▸ **Exercise**:
Separate out the lines that hold "section".

Stored dataset items:

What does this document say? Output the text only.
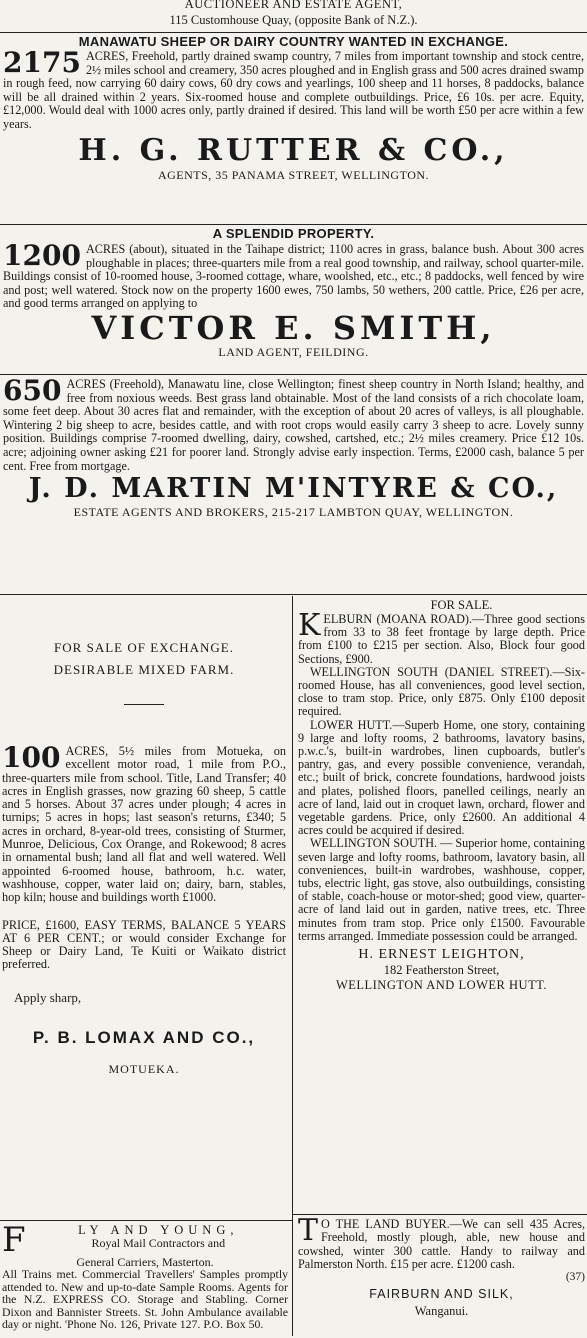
AUCTIONEER AND ESTATE AGENT,
115 Customhouse Quay, (opposite Bank of N.Z.).
MANAWATU SHEEP OR DAIRY COUNTRY WANTED IN EXCHANGE.
2175 ACRES, Freehold, partly drained swamp country, 7 miles from important township and stock centre, 2½ miles school and creamery, 350 acres ploughed and in English grass and 500 acres drained swamp in rough feed, now carrying 60 dairy cows, 60 dry cows and yearlings, 100 sheep and 11 horses, 8 paddocks, balance will be all drained within 2 years. Six-roomed house and complete outbuildings. Price, £6 10s. per acre. Equity, £12,000. Would deal with 1000 acres only, partly drained if desired. This land will be worth £50 per acre within a few years.

H. G. RUTTER & CO.,
AGENTS, 35 PANAMA STREET, WELLINGTON.
A SPLENDID PROPERTY.
1200 ACRES (about), situated in the Taihape district; 1100 acres in grass, balance bush. About 300 acres ploughable in places; three-quarters mile from a real good township, and railway, school quarter-mile. Buildings consist of 10-roomed house, 3-roomed cottage, whare, woolshed, etc., etc.; 8 paddocks, well fenced by wire and post; well watered. Stock now on the property 1600 ewes, 750 lambs, 50 wethers, 200 cattle. Price, £26 per acre, and good terms arranged on applying to

VICTOR E. SMITH,
LAND AGENT, FEILDING.
650 ACRES (Freehold), Manawatu line, close Wellington; finest sheep country in North Island; healthy, and free from noxious weeds. Best grass land obtainable. Most of the land consists of a rich chocolate loam, some feet deep. About 30 acres flat and remainder, with the exception of about 20 acres of valleys, is all ploughable. Wintering 2 big sheep to acre, besides cattle, and with root crops would easily carry 3 sheep to acre. Lovely sunny position. Buildings comprise 7-roomed dwelling, dairy, cowshed, cartshed, etc.; 2½ miles creamery. Price £12 10s. acre; adjoining owner asking £21 for poorer land. Strongly advise early inspection. Terms, £2000 cash, balance 5 per cent. Free from mortgage.

J. D. MARTIN M'INTYRE & CO.,
ESTATE AGENTS AND BROKERS, 215-217 LAMBTON QUAY, WELLINGTON.
FOR SALE OF EXCHANGE.
DESIRABLE MIXED FARM.
100 ACRES, 5½ miles from Motueka, on excellent motor road, 1 mile from P.O., three-quarters mile from school. Title, Land Transfer; 40 acres in English grasses, now grazing 60 sheep, 5 cattle and 5 horses. About 37 acres under plough; 4 acres in turnips; 5 acres in hops; last season's returns, £340; 5 acres in orchard, 8-year-old trees, consisting of Sturmer, Munroe, Delicious, Cox Orange, and Rokewood; 8 acres in ornamental bush; land all flat and well watered. Well appointed 6-roomed house, bathroom, h.c. water, washhouse, copper, water laid on; dairy, barn, stables, hop kiln; house and buildings worth £1000.

PRICE, £1600, EASY TERMS, BALANCE 5 YEARS AT 6 PER CENT.; or would consider Exchange for Sheep or Dairy Land, Te Kuiti or Waikato district preferred.

Apply sharp,
P. B. LOMAX AND CO.,
MOTUEKA.
FOR SALE.
K ELBURN (MOANA ROAD).—Three good sections from 33 to 38 feet frontage by large depth. Price from £100 to £215 per section. Also, Block four good Sections, £900.

WELLINGTON SOUTH (DANIEL STREET).—Six-roomed House, has all conveniences, good level section, close to tram stop. Price, only £875. Only £100 deposit required.

LOWER HUTT.—Superb Home, one story, containing 9 large and lofty rooms, 2 bathrooms, lavatory basins, p.w.c.'s, built-in wardrobes, linen cupboards, butler's pantry, gas, and every possible convenience, verandah, etc.; built of brick, concrete foundations, hardwood joists and plates, polished floors, panelled ceilings, nearly an acre of land, laid out in croquet lawn, orchard, flower and vegetable gardens. Price, only £2600. An additional 4 acres could be acquired if desired.

WELLINGTON SOUTH. — Superior home, containing seven large and lofty rooms, bathroom, lavatory basin, all conveniences, built-in wardrobes, washhouse, copper, tubs, electric light, gas stove, also outbuildings, consisting of stable, coach-house or motor-shed; good view, quarter-acre of land laid out in garden, native trees, etc. Three minutes from tram stop. Price only £1500. Favourable terms arranged. Immediate possession could be arranged.

H. ERNEST LEIGHTON,
182 Featherston Street,
WELLINGTON AND LOWER HUTT.
F	LY AND YOUNG,
Royal Mail Contractors and
General Carriers, Masterton.

All Trains met. Commercial Travellers' Samples promptly attended to. New and up-to-date Sample Rooms. Agents for the N.Z. EXPRESS CO. Storage and Stabling. Corner Dixon and Bannister Streets. St. John Ambulance available day or night. 'Phone No. 126, Private 127. P.O. Box 50.

T O THE LAND BUYER.—We can sell 435 Acres, Freehold, mostly plough, able, new house and cowshed, winter 300 cattle. Handy to railway and Palmerston North. £15 per acre. £1200 cash.

(37)
FAIRBURN AND SILK,
Wanganui.
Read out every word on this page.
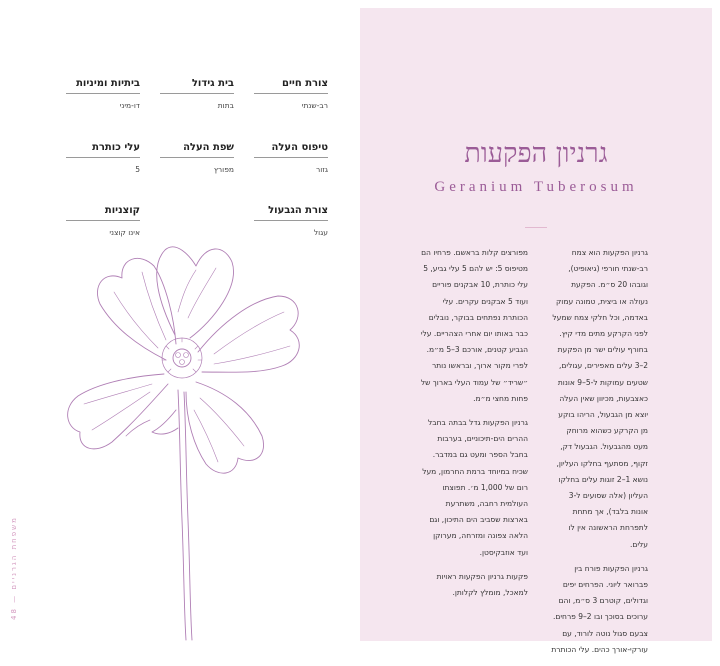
צורת חיים
רב-שנתי
בית גידול
בתות
ביתיות ומיניות
דו-מיני
טיפוס העלה
גזור
שפת העלה
מפורץ
עלי כותרת
5
צורת הגבעול
עגול
קוצניות
אינו קוצני
משפחת הגרניים — 48
גרניון הפקעות
Geranium Tuberosum

גרניון הפקעות הוא צמח רב-שנתי חורפי (גיאופיט), וגובהו 20 ס״מ. הפקעת נעולה או ביצית, טמונה עמוק באדמה, וכל חלקי צמח שמעל לפני הקרקע מתים מדי קיץ. בחורף עולים ישר מן הפקעת 2–3 עלים מאפירים, עגולים, שטעים עמוקות ל-5–9 אונות כאצבעות, מכיוון שאין העלה יוצא מן הגבעול, הריהו בוקע מן הקרקע כשהוא מרוחק מעט מהגבעול. הגבעול דק, זקוף, מסתעף בחלקו העליון, נושא 1–2 זוגות עלים בחלקו העליון (אלה שסועים ל-3 אונות בלבד), אך מתחת לתפרחת הראשונה אין לו עלים.

גרניון הפקעות פורח בין פברואר ליוני. הפרחים יפים וגדולים, קוטרם 3 ס״מ, והם ערוכים בסוכך ובו 2–9 פרחים. צבעם סגול נוטה לורוד, עם עורקי-אורך כהים. עלי הכותרת

מפורצים קלות בראשם. פרחיו הם מטיפוס 5: יש להם 5 עלי גביע, 5 עלי כותרת, 10 אבקנים פוריים ועוד 5 אבקנים עקרים. עלי הכותרת נפתחים בבוקר, נובלים כבר באותו יום אחרי הצהריים. עלי הגביע קטנים, אורכם 3–5 מ״מ. לפרי מקור ארוך, ובראשו נותר ״שריד״ של עמוד העלי בארוך של פחות מחצי מ״מ.

גרניון הפקעות גדל בבתה בחבל ההרים הים-תיכוניים, בערבות בחבל הספר ומעט גם במדבר. שכיח במיוחד ברמת החרמון, מעל רום של 1,000 מ׳. תפוצתו העולמית רחבה, משתרעת בארצות שסביב הים התיכון, וגם הלאה צפונה ומזרחה, מערוקן ועד אוזבקיסטן.

פקעות גרניון הפקעות ראויות למאכל, מומלץ לקלותן.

▸ **Written response**:
K ELBURN (MOANA ROAD).—Three good sections from 33 to 38 feet frontage by large depth. Price from £100 to £215 per section. Also, Block four good Sections, £900.
WELLINGTON SOUTH (DANIEL STREET).—Six-roomed House, has all conveniences, good level section, close to tram stop. Price, only £875. Only £100 deposit required.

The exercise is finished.